EXERCISE PROMPT: Tally up the lines where the string "Ocupancy" appears; reply with the number only.

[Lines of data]
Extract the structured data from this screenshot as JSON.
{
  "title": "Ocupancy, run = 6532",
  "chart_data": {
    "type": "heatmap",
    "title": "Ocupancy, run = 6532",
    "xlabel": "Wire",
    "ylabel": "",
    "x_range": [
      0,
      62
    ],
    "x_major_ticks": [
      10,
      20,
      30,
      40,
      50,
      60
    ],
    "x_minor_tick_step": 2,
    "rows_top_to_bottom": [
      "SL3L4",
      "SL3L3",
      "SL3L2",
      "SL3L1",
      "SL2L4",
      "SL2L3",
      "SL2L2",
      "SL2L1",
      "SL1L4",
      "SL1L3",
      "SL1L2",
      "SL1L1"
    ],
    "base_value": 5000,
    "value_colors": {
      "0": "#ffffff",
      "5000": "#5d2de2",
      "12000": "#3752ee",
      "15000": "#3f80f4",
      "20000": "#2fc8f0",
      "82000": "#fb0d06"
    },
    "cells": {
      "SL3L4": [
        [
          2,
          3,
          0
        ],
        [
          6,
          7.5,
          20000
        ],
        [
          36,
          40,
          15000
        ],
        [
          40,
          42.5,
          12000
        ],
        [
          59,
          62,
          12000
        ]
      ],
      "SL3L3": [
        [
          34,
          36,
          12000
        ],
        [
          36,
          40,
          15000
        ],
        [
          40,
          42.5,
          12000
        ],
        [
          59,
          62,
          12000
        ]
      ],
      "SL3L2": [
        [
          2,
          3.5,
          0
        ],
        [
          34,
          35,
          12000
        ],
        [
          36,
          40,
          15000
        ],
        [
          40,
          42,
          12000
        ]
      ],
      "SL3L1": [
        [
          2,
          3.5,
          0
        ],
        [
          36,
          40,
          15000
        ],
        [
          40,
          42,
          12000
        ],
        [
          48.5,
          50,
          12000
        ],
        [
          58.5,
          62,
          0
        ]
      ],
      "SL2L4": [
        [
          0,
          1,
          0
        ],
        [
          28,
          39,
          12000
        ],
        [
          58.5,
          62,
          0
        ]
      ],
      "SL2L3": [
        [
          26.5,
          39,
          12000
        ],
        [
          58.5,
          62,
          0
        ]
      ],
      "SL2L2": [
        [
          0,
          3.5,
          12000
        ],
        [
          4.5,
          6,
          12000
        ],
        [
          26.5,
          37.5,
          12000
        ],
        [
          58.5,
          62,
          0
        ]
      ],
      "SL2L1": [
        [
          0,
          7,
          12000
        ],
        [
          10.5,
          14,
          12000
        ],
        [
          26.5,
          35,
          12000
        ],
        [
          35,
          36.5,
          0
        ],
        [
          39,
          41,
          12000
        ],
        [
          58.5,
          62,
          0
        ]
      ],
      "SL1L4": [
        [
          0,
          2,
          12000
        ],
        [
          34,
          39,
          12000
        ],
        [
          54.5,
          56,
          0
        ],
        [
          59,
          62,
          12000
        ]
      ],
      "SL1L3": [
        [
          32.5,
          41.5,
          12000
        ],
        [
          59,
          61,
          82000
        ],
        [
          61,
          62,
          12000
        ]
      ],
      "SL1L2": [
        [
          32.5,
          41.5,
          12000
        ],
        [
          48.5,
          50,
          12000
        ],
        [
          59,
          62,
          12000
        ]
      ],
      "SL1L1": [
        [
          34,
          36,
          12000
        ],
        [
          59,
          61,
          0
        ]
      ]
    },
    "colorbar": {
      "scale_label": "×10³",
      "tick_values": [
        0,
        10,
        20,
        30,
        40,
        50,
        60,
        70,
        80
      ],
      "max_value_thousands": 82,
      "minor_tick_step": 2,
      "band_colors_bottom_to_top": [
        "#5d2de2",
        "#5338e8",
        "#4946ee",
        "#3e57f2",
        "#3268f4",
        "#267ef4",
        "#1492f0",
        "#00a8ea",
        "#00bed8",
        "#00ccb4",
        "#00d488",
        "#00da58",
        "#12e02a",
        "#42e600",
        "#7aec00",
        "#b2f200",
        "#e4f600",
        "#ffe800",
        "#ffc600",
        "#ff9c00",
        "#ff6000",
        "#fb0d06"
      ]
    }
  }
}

THE ANSWER: 2